• Records supplied
Begin

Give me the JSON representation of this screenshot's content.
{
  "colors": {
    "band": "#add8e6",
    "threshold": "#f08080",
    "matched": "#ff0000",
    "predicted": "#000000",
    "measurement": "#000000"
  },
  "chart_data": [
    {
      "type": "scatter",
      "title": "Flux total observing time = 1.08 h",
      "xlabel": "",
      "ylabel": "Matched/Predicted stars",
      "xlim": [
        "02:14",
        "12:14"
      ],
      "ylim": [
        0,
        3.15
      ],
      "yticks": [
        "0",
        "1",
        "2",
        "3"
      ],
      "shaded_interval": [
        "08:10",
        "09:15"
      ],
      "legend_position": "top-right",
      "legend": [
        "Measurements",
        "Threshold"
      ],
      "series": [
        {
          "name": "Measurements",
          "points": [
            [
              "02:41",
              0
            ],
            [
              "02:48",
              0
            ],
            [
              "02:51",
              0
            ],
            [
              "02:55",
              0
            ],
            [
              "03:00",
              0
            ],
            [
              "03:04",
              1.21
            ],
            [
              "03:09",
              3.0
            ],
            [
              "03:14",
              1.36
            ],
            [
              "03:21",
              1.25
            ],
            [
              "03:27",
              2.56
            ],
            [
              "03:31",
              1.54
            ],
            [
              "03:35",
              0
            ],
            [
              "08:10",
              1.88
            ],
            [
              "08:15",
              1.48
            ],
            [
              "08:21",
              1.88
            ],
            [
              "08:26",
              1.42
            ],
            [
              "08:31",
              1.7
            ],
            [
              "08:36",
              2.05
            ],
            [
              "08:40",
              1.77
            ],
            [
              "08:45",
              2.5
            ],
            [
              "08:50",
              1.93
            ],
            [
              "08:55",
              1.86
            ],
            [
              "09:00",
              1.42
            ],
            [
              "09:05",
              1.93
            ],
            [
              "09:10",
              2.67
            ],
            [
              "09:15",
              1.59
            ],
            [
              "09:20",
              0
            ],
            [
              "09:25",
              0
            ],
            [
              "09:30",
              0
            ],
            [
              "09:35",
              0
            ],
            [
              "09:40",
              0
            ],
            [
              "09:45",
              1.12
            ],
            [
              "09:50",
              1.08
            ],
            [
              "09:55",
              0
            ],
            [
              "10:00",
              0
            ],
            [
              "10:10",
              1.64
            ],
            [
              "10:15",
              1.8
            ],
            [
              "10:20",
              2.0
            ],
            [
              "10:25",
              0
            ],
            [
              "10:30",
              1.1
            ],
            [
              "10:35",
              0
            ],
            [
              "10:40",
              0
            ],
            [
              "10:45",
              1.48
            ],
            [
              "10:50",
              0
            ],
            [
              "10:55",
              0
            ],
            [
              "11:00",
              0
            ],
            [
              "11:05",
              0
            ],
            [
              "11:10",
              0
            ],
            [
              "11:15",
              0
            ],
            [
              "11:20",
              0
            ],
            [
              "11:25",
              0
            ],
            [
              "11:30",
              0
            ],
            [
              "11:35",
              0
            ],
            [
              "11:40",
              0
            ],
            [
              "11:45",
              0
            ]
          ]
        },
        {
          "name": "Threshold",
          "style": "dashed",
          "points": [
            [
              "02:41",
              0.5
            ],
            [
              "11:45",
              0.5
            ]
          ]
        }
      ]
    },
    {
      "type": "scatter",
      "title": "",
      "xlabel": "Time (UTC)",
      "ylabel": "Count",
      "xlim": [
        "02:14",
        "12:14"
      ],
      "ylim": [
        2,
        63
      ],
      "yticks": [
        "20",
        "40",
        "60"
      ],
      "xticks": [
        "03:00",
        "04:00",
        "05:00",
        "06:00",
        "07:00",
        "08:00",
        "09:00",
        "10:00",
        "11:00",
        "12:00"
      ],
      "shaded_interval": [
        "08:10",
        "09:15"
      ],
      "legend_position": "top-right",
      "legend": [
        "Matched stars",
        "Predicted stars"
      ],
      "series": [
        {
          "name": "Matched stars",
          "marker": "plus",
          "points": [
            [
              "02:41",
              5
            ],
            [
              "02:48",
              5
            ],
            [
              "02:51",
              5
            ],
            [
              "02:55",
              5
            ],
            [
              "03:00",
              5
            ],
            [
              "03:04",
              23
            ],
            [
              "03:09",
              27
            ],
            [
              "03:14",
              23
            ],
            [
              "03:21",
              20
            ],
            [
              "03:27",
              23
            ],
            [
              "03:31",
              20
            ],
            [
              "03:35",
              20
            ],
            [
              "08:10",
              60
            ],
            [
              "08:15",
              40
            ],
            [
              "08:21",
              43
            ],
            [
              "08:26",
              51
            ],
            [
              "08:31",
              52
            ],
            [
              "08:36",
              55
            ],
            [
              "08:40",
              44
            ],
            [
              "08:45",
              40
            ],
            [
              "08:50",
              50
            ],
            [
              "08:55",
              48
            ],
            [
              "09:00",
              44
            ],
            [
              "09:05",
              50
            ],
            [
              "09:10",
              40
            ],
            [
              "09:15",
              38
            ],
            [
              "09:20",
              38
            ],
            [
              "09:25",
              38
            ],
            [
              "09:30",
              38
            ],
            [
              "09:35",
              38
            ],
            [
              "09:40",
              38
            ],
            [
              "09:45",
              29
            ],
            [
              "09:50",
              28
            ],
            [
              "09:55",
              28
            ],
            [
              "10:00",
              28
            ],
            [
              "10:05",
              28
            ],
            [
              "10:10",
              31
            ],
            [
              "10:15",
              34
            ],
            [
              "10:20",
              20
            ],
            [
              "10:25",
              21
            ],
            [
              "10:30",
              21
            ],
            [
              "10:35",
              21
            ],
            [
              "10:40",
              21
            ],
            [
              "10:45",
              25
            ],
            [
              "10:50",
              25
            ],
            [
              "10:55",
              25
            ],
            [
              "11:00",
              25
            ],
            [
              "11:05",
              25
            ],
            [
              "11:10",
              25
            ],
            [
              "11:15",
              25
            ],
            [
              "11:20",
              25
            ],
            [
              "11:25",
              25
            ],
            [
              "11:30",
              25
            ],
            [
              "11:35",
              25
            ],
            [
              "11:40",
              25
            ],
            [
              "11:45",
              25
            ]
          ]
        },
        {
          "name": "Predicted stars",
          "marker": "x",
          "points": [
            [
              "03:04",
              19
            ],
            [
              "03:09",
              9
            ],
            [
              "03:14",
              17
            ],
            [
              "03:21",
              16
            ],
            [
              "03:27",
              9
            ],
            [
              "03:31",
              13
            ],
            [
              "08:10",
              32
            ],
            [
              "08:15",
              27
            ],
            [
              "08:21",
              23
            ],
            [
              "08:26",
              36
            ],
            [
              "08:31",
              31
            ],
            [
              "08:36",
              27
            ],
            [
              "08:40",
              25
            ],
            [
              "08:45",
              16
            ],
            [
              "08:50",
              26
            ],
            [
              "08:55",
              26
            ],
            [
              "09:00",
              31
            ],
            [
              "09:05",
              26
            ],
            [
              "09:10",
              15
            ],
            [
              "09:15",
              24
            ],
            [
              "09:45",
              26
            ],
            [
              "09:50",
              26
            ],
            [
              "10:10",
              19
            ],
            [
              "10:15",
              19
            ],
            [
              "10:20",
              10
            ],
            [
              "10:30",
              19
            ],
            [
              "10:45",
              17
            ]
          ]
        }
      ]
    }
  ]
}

End

• Problem requirements
Recopy the entries above in their entirety, exactly.

• Solved problem
Give me the JSON representation of this screenshot's content.
{
  "colors": {
    "band": "#add8e6",
    "threshold": "#f08080",
    "matched": "#ff0000",
    "predicted": "#000000",
    "measurement": "#000000"
  },
  "chart_data": [
    {
      "type": "scatter",
      "title": "Flux total observing time = 1.08 h",
      "xlabel": "",
      "ylabel": "Matched/Predicted stars",
      "xlim": [
        "02:14",
        "12:14"
      ],
      "ylim": [
        0,
        3.15
      ],
      "yticks": [
        "0",
        "1",
        "2",
        "3"
      ],
      "shaded_interval": [
        "08:10",
        "09:15"
      ],
      "legend_position": "top-right",
      "legend": [
        "Measurements",
        "Threshold"
      ],
      "series": [
        {
          "name": "Measurements",
          "points": [
            [
              "02:41",
              0
            ],
            [
              "02:48",
              0
            ],
            [
              "02:51",
              0
            ],
            [
              "02:55",
              0
            ],
            [
              "03:00",
              0
            ],
            [
              "03:04",
              1.21
            ],
            [
              "03:09",
              3.0
            ],
            [
              "03:14",
              1.36
            ],
            [
              "03:21",
              1.25
            ],
            [
              "03:27",
              2.56
            ],
            [
              "03:31",
              1.54
            ],
            [
              "03:35",
              0
            ],
            [
              "08:10",
              1.88
            ],
            [
              "08:15",
              1.48
            ],
            [
              "08:21",
              1.88
            ],
            [
              "08:26",
              1.42
            ],
            [
              "08:31",
              1.7
            ],
            [
              "08:36",
              2.05
            ],
            [
              "08:40",
              1.77
            ],
            [
              "08:45",
              2.5
            ],
            [
              "08:50",
              1.93
            ],
            [
              "08:55",
              1.86
            ],
            [
              "09:00",
              1.42
            ],
            [
              "09:05",
              1.93
            ],
            [
              "09:10",
              2.67
            ],
            [
              "09:15",
              1.59
            ],
            [
              "09:20",
              0
            ],
            [
              "09:25",
              0
            ],
            [
              "09:30",
              0
            ],
            [
              "09:35",
              0
            ],
            [
              "09:40",
              0
            ],
            [
              "09:45",
              1.12
            ],
            [
              "09:50",
              1.08
            ],
            [
              "09:55",
              0
            ],
            [
              "10:00",
              0
            ],
            [
              "10:10",
              1.64
            ],
            [
              "10:15",
              1.8
            ],
            [
              "10:20",
              2.0
            ],
            [
              "10:25",
              0
            ],
            [
              "10:30",
              1.1
            ],
            [
              "10:35",
              0
            ],
            [
              "10:40",
              0
            ],
            [
              "10:45",
              1.48
            ],
            [
              "10:50",
              0
            ],
            [
              "10:55",
              0
            ],
            [
              "11:00",
              0
            ],
            [
              "11:05",
              0
            ],
            [
              "11:10",
              0
            ],
            [
              "11:15",
              0
            ],
            [
              "11:20",
              0
            ],
            [
              "11:25",
              0
            ],
            [
              "11:30",
              0
            ],
            [
              "11:35",
              0
            ],
            [
              "11:40",
              0
            ],
            [
              "11:45",
              0
            ]
          ]
        },
        {
          "name": "Threshold",
          "style": "dashed",
          "points": [
            [
              "02:41",
              0.5
            ],
            [
              "11:45",
              0.5
            ]
          ]
        }
      ]
    },
    {
      "type": "scatter",
      "title": "",
      "xlabel": "Time (UTC)",
      "ylabel": "Count",
      "xlim": [
        "02:14",
        "12:14"
      ],
      "ylim": [
        2,
        63
      ],
      "yticks": [
        "20",
        "40",
        "60"
      ],
      "xticks": [
        "03:00",
        "04:00",
        "05:00",
        "06:00",
        "07:00",
        "08:00",
        "09:00",
        "10:00",
        "11:00",
        "12:00"
      ],
      "shaded_interval": [
        "08:10",
        "09:15"
      ],
      "legend_position": "top-right",
      "legend": [
        "Matched stars",
        "Predicted stars"
      ],
      "series": [
        {
          "name": "Matched stars",
          "marker": "plus",
          "points": [
            [
              "02:41",
              5
            ],
            [
              "02:48",
              5
            ],
            [
              "02:51",
              5
            ],
            [
              "02:55",
              5
            ],
            [
              "03:00",
              5
            ],
            [
              "03:04",
              23
            ],
            [
              "03:09",
              27
            ],
            [
              "03:14",
              23
            ],
            [
              "03:21",
              20
            ],
            [
              "03:27",
              23
            ],
            [
              "03:31",
              20
            ],
            [
              "03:35",
              20
            ],
            [
              "08:10",
              60
            ],
            [
              "08:15",
              40
            ],
            [
              "08:21",
              43
            ],
            [
              "08:26",
              51
            ],
            [
              "08:31",
              52
            ],
            [
              "08:36",
              55
            ],
            [
              "08:40",
              44
            ],
            [
              "08:45",
              40
            ],
            [
              "08:50",
              50
            ],
            [
              "08:55",
              48
            ],
            [
              "09:00",
              44
            ],
            [
              "09:05",
              50
            ],
            [
              "09:10",
              40
            ],
            [
              "09:15",
              38
            ],
            [
              "09:20",
              38
            ],
            [
              "09:25",
              38
            ],
            [
              "09:30",
              38
            ],
            [
              "09:35",
              38
            ],
            [
              "09:40",
              38
            ],
            [
              "09:45",
              29
            ],
            [
              "09:50",
              28
            ],
            [
              "09:55",
              28
            ],
            [
              "10:00",
              28
            ],
            [
              "10:05",
              28
            ],
            [
              "10:10",
              31
            ],
            [
              "10:15",
              34
            ],
            [
              "10:20",
              20
            ],
            [
              "10:25",
              21
            ],
            [
              "10:30",
              21
            ],
            [
              "10:35",
              21
            ],
            [
              "10:40",
              21
            ],
            [
              "10:45",
              25
            ],
            [
              "10:50",
              25
            ],
            [
              "10:55",
              25
            ],
            [
              "11:00",
              25
            ],
            [
              "11:05",
              25
            ],
            [
              "11:10",
              25
            ],
            [
              "11:15",
              25
            ],
            [
              "11:20",
              25
            ],
            [
              "11:25",
              25
            ],
            [
              "11:30",
              25
            ],
            [
              "11:35",
              25
            ],
            [
              "11:40",
              25
            ],
            [
              "11:45",
              25
            ]
          ]
        },
        {
          "name": "Predicted stars",
          "marker": "x",
          "points": [
            [
              "03:04",
              19
            ],
            [
              "03:09",
              9
            ],
            [
              "03:14",
              17
            ],
            [
              "03:21",
              16
            ],
            [
              "03:27",
              9
            ],
            [
              "03:31",
              13
            ],
            [
              "08:10",
              32
            ],
            [
              "08:15",
              27
            ],
            [
              "08:21",
              23
            ],
            [
              "08:26",
              36
            ],
            [
              "08:31",
              31
            ],
            [
              "08:36",
              27
            ],
            [
              "08:40",
              25
            ],
            [
              "08:45",
              16
            ],
            [
              "08:50",
              26
            ],
            [
              "08:55",
              26
            ],
            [
              "09:00",
              31
            ],
            [
              "09:05",
              26
            ],
            [
              "09:10",
              15
            ],
            [
              "09:15",
              24
            ],
            [
              "09:45",
              26
            ],
            [
              "09:50",
              26
            ],
            [
              "10:10",
              19
            ],
            [
              "10:15",
              19
            ],
            [
              "10:20",
              10
            ],
            [
              "10:30",
              19
            ],
            [
              "10:45",
              17
            ]
          ]
        }
      ]
    }
  ]
}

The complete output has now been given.